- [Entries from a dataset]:
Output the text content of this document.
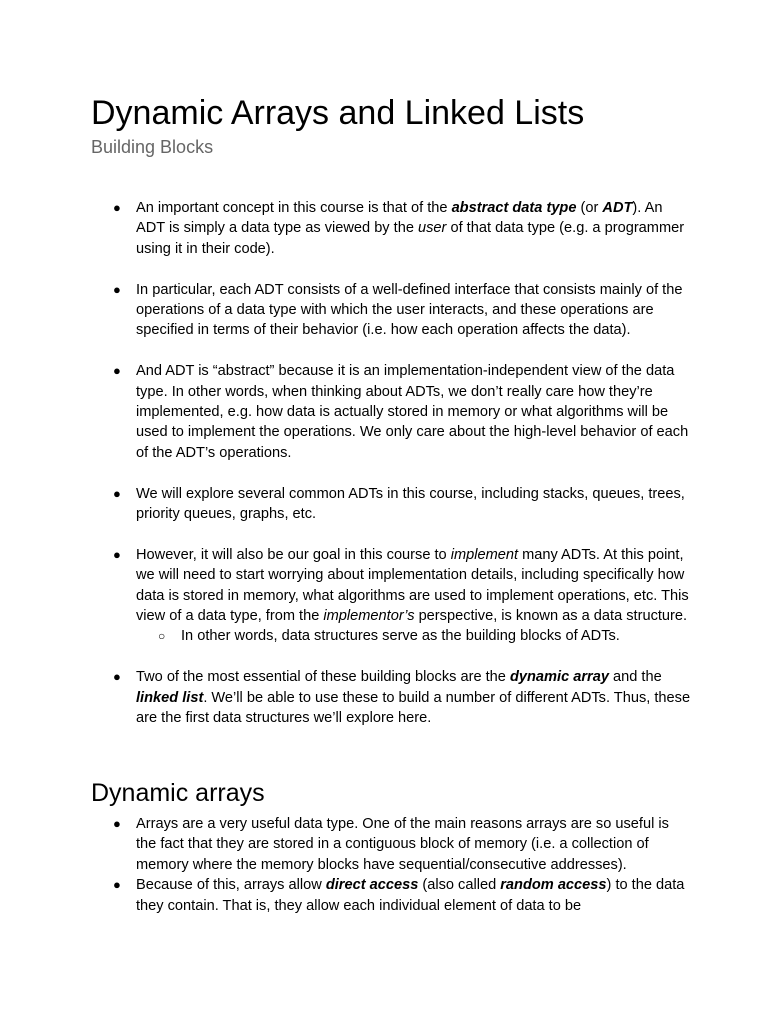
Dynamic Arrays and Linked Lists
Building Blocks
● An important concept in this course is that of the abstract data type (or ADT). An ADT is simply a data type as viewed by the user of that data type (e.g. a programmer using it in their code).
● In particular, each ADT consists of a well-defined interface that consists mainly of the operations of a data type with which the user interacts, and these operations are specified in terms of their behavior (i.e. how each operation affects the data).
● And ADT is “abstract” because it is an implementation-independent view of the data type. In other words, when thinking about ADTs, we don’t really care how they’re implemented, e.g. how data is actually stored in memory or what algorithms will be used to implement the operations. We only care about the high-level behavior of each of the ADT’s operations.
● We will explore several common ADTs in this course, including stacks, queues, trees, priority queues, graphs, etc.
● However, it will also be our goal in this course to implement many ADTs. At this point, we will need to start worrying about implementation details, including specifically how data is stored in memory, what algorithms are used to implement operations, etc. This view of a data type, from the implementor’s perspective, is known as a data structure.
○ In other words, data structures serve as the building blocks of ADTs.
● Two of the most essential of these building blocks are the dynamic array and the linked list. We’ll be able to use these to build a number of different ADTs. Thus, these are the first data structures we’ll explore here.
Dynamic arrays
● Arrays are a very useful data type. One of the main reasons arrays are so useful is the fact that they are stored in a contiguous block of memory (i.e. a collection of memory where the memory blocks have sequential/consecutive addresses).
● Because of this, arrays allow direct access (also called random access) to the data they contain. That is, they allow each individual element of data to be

--

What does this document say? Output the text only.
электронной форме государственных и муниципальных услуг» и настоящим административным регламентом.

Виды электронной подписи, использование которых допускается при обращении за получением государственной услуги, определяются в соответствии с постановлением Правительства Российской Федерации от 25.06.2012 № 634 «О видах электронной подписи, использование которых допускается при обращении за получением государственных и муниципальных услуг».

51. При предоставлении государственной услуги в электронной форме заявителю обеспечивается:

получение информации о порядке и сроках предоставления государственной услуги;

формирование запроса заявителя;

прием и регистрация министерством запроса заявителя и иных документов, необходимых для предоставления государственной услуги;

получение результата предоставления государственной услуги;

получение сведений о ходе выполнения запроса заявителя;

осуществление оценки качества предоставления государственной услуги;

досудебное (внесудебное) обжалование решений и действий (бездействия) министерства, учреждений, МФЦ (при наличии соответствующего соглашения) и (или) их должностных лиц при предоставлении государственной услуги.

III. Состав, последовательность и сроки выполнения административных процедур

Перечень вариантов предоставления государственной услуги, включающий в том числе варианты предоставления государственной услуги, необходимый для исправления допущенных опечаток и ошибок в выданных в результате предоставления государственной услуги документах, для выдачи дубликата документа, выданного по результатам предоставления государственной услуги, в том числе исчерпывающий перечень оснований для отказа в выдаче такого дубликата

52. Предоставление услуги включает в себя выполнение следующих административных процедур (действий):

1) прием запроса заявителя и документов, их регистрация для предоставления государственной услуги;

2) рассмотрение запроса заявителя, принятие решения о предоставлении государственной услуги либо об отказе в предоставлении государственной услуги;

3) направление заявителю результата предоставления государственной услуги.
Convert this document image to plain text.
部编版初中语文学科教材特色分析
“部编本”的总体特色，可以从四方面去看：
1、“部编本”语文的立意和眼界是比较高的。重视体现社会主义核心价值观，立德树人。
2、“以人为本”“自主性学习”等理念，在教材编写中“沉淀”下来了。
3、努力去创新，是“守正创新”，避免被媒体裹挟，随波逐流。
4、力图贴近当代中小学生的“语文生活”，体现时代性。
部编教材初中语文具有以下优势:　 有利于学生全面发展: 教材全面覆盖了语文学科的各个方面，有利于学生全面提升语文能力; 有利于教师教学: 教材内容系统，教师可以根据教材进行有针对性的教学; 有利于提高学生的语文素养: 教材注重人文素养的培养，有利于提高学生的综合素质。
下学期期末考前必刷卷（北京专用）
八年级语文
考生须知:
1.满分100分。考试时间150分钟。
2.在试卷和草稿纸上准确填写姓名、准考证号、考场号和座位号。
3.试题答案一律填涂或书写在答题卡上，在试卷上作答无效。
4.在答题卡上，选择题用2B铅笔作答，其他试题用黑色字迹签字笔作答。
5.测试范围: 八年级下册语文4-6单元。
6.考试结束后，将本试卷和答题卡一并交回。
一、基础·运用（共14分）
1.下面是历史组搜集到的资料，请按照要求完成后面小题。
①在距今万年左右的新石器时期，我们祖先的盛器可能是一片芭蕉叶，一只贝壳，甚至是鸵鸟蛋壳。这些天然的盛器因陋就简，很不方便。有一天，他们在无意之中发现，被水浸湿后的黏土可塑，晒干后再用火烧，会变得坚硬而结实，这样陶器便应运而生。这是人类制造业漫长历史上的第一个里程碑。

- [Exercise directions]:
Pick out each line containing "Output" and report it.

- [Exercise result]:
Output the text content of this document.
What does this document say? Output the text only.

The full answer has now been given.